(Selected excerpt)
Gorgeous, isn't it? Let this be a refutation of anyone who thinks that simple words are always more precise.

You should use one-penny words if your narrative needs ambiguity.


----------



## luckyscars (Aug 26, 2020)

EternalGreen said:


> So-called "simple" words which everyone loves are often vague.
> 
> I am sad. Am I bereaved, guilty, bitter?



I think you have a decent point but plenty of complex words are vague, too. I think it's a different kind of vagueness.

When you use a word like 'sad' it is certainly unspecific, that's fair, but I don't think it lacks meaning compared to 'bereaved'. The vagueness problem remains with bereaved, it's just a more...uh...specific form of vague? I don't know what a 'bereaved' person actually feels anymore than I know what a 'sad' person feels and isn't that the point? All we seem to be doing by complicating these words is splitting the hair.

This is why I think the real problem is not to do with language being simple/complex but rather language being abstract/concrete. I think its generally best to avoid abstractions, talking about 'love' or 'anger'. It's a show/tell argument, basically.


----------



## EternalGreen (Aug 26, 2020)

I would definitely try to avoid using a word like "animosity" in a scene. It's a word for _telling_. 

It's synoptic, not artistic.

I would just try to have the characters in question show their animosity, of course.


----------



## EternalGreen (Aug 26, 2020)

Saying "*I am bereaved*" is more efficient than saying "*I am sad, because I lost someone I care about*". They mean exactly the same thing.

(Data records)
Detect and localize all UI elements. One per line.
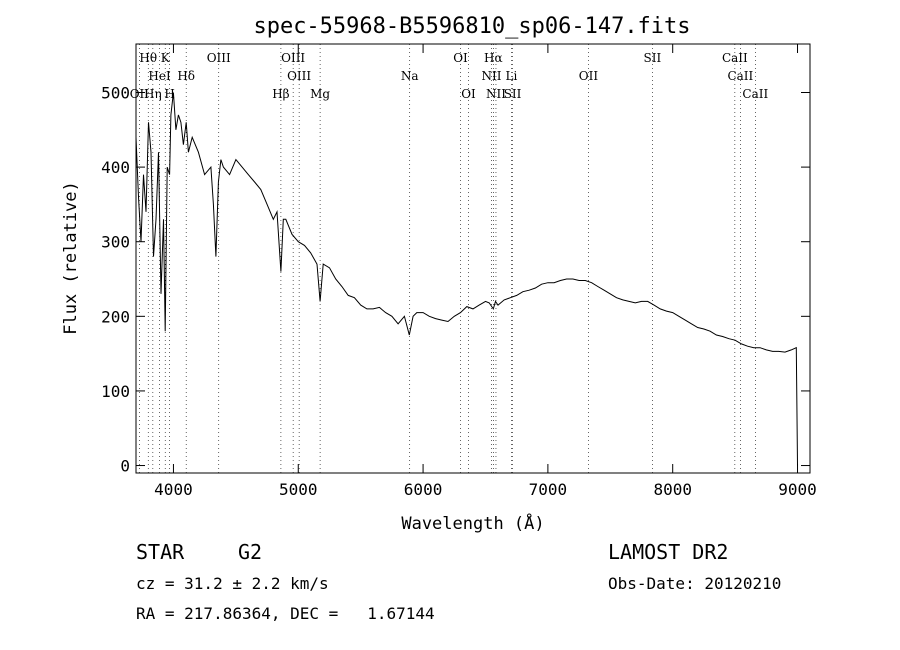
line-marker-label-7: CaII: [722, 51, 748, 65]
line-marker-label-23: SII: [504, 87, 522, 101]
x-tick-label-2: 6000: [404, 480, 443, 499]
line-marker-label-19: Hβ: [272, 87, 289, 101]
y-tick-label-5: 500: [101, 83, 130, 102]
x-tick-label-1: 5000: [279, 480, 318, 499]
x-tick-label-3: 7000: [529, 480, 568, 499]
line-marker-label-17: Hη: [144, 87, 162, 101]
line-marker-label-3: OIII: [281, 51, 305, 65]
line-marker-label-20: Mg: [310, 87, 330, 101]
line-marker-label-9: Hδ: [177, 69, 195, 83]
line-marker-label-1: K: [161, 51, 171, 65]
line-marker-label-0: Hθ: [139, 51, 157, 65]
x-tick-label-4: 8000: [653, 480, 692, 499]
x-tick-label-5: 9000: [778, 480, 817, 499]
line-marker-label-6: SII: [644, 51, 662, 65]
line-marker-label-14: OII: [579, 69, 599, 83]
object-subclass: G2: [238, 540, 263, 564]
axis-tick-layer: 4000 5000 6000 7000 8000 9000 0 100 200 300 400 500: [101, 44, 817, 499]
object-class: STAR: [136, 540, 185, 564]
line-marker-label-18: H: [164, 87, 174, 101]
line-marker-label-13: Li: [506, 69, 518, 83]
y-tick-label-1: 100: [101, 382, 130, 401]
line-marker-label-2: OIII: [207, 51, 231, 65]
observation-date: Obs-Date: 20120210: [608, 574, 782, 593]
x-axis-label: Wavelength (Å): [401, 512, 544, 534]
y-tick-label-4: 400: [101, 158, 130, 177]
spectrum-chart: spec-55968-B5596810_sp06-147.fits Hθ K OII…: [61, 14, 817, 534]
survey-name: LAMOST DR2: [608, 540, 729, 564]
line-marker-label-16: OII: [130, 87, 150, 101]
line-marker-label-21: OI: [461, 87, 476, 101]
y-axis-label: Flux (relative): [61, 181, 81, 335]
line-marker-label-5: Hα: [484, 51, 503, 65]
line-marker-label-12: NII: [481, 69, 501, 83]
line-marker-label-4: OI: [453, 51, 468, 65]
sky-coordinates: RA = 217.86364, DEC = 1.67144: [136, 604, 435, 623]
line-marker-label-11: Na: [401, 69, 419, 83]
redshift-velocity: cz = 31.2 ± 2.2 km/s: [136, 574, 329, 593]
line-marker-label-15: CaII: [727, 69, 753, 83]
y-tick-label-0: 0: [120, 457, 130, 476]
plot-frame: [135, 43, 811, 474]
chart-title: spec-55968-B5596810_sp06-147.fits: [253, 14, 690, 39]
x-tick-label-0: 4000: [154, 480, 193, 499]
line-marker-label-8: HeI: [148, 69, 171, 83]
line-marker-label-24: CaII: [742, 87, 768, 101]
spectrum-line: [135, 92, 798, 466]
y-tick-label-2: 200: [101, 307, 130, 326]
y-tick-label-3: 300: [101, 233, 130, 252]
line-marker-label-22: NII: [486, 87, 506, 101]
line-marker-label-10: OIII: [287, 69, 311, 83]
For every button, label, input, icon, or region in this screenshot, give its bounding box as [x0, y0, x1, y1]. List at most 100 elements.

(Given task 1)
From the forum thread on word choice, list every word that luckyscars encloses in single quotation marks.
(Given task 2)
Answer these about the forum thread on word choice:
(a) What date appears on the posts?
(b) Which word would EternalGreen avoid using in a scene?
(c) According to luckyscars, the real problem is language being what, rather than simple or complex?

(Reply 1)
sad, bereaved, love, anger

(Reply 2)
(a) Aug 26, 2020
(b) "animosity"
(c) Abstract or concrete